A run of records:

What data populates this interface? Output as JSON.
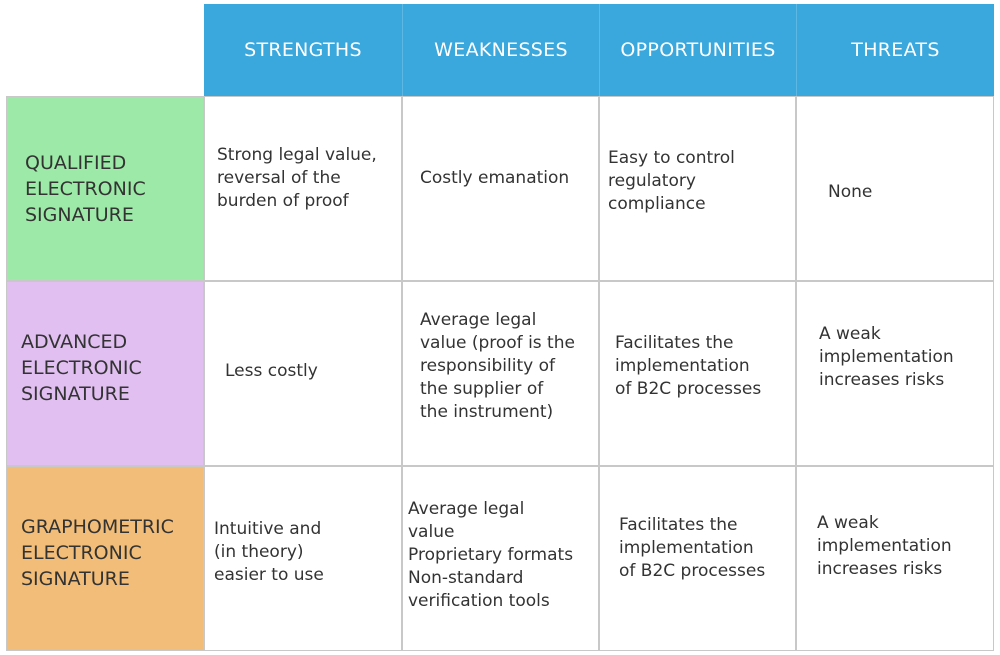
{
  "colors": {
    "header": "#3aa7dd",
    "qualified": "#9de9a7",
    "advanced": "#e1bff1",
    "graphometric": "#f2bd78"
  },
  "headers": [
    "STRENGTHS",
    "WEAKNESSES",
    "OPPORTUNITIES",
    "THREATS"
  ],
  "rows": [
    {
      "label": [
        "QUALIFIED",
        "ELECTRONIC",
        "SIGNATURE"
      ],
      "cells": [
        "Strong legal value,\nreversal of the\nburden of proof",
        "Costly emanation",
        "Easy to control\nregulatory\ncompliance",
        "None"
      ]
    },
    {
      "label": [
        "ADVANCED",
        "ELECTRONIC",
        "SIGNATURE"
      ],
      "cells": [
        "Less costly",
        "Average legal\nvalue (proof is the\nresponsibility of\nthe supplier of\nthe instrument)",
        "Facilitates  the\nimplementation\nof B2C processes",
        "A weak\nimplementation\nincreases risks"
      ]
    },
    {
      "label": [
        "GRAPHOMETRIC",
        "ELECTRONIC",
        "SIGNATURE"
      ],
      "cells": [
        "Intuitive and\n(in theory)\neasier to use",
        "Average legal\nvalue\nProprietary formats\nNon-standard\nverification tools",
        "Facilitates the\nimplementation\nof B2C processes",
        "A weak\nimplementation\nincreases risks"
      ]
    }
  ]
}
...
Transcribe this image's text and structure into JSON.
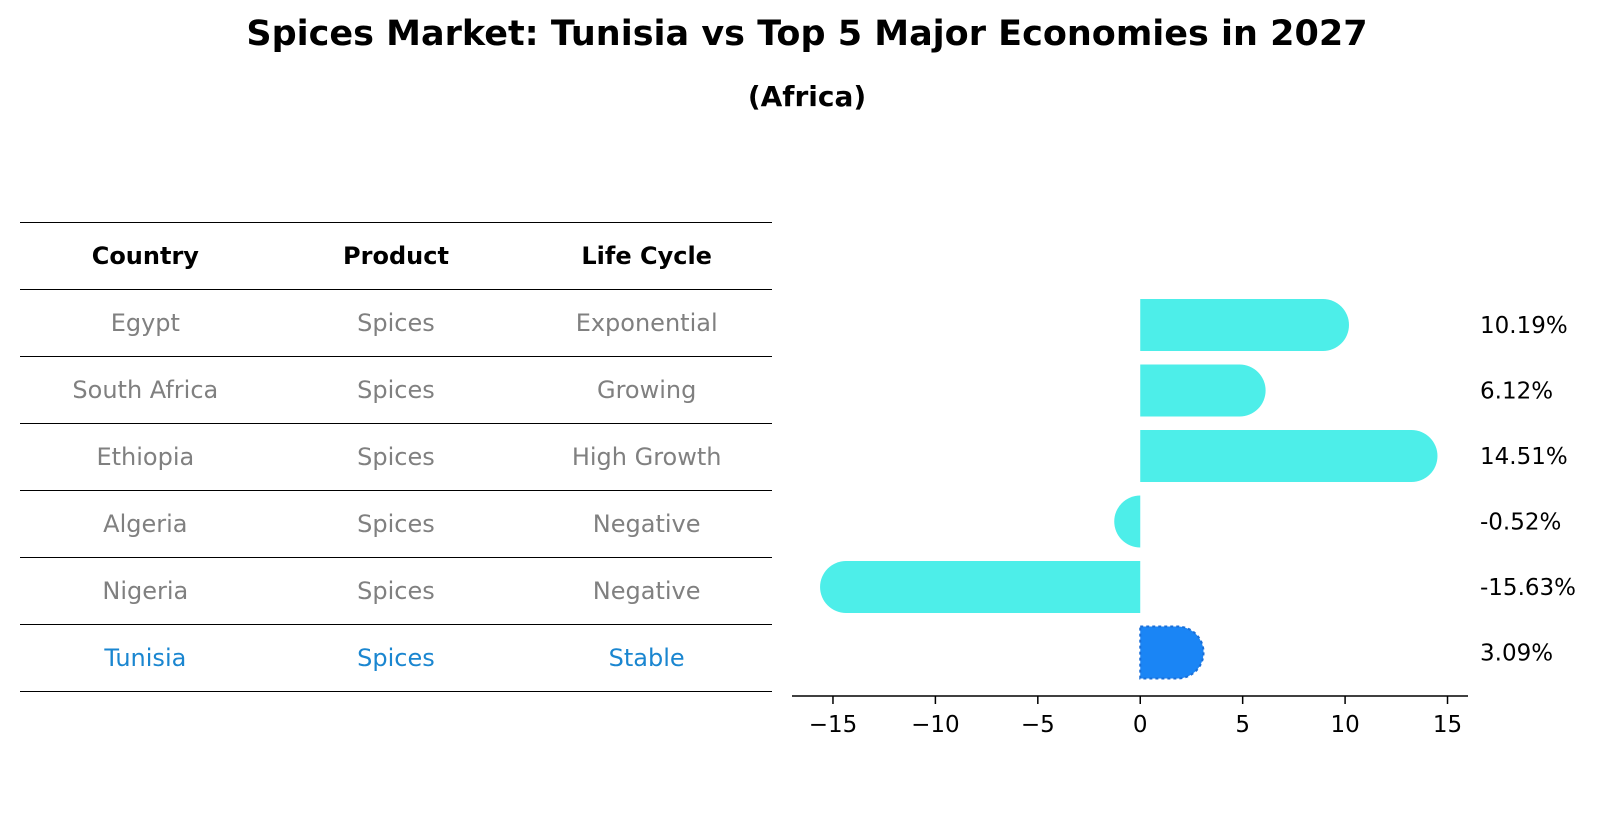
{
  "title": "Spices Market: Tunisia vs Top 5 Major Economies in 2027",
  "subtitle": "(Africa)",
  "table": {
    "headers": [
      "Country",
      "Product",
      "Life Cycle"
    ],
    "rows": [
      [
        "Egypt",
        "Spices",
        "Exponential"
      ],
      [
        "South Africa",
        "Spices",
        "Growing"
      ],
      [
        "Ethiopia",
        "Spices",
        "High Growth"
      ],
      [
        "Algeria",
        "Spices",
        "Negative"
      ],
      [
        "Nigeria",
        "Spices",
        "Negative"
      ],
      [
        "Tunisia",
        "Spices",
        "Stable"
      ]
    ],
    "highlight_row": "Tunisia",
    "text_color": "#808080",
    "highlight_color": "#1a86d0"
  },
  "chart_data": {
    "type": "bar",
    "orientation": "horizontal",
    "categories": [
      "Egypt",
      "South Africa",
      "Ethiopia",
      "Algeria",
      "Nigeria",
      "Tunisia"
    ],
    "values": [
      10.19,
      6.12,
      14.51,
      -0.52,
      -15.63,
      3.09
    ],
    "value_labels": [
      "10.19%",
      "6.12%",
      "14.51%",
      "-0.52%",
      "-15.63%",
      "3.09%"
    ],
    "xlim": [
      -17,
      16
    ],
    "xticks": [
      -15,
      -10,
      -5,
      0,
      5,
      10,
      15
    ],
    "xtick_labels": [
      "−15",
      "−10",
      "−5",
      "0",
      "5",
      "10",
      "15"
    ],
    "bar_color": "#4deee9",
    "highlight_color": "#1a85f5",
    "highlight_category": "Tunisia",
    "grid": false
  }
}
...
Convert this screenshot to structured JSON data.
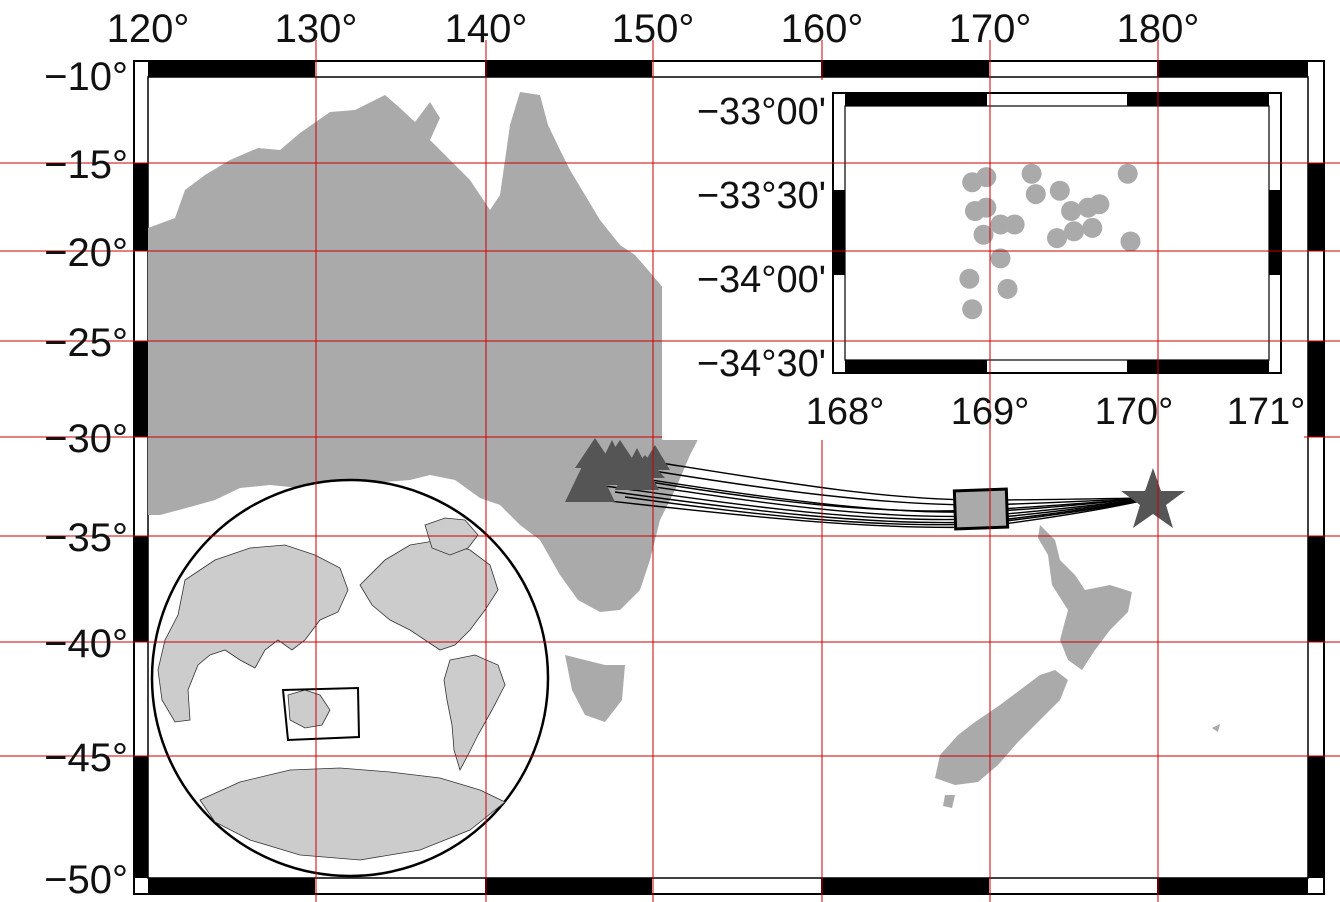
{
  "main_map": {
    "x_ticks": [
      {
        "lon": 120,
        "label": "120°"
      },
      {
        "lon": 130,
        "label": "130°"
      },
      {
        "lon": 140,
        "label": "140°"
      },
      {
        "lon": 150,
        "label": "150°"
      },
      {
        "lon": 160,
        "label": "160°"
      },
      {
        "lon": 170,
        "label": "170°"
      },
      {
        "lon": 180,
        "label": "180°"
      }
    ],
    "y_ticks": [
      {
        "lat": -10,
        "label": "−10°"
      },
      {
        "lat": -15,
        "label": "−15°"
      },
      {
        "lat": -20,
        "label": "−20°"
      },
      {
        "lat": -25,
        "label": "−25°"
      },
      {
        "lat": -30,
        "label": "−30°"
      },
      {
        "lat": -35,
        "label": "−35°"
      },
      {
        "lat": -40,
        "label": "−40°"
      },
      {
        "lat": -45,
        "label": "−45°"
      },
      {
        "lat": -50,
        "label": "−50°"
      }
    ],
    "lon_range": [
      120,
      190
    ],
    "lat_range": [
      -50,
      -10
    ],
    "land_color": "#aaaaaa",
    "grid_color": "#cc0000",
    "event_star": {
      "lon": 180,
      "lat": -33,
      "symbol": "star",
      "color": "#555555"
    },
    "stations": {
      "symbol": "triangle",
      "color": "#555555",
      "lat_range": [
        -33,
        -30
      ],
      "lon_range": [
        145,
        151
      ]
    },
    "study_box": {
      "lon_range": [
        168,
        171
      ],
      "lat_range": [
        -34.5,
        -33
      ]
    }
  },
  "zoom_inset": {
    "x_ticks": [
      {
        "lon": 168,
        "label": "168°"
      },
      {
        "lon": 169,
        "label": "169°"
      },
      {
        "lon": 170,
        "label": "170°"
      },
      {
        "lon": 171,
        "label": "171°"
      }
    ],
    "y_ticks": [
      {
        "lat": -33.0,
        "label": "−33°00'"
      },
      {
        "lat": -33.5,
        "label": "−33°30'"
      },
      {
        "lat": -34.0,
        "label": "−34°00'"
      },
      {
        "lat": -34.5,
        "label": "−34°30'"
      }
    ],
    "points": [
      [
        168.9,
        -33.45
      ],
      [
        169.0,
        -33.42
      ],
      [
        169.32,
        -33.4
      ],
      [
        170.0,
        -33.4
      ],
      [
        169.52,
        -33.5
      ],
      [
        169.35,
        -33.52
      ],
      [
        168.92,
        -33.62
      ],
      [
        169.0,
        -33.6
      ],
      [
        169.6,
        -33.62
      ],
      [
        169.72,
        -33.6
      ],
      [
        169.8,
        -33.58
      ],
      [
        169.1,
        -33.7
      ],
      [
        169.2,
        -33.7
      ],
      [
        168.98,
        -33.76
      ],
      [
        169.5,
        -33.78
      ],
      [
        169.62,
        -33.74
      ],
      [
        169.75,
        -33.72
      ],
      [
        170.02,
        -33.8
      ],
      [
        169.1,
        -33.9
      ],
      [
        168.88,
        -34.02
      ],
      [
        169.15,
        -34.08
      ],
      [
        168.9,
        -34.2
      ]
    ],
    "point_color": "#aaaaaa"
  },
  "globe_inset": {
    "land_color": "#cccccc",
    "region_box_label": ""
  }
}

> _PROBLEM TO WORK ON_:
Your answer should be only a number: how many lines of the data above contain the string "JSON"?

> _ANSWER_:
3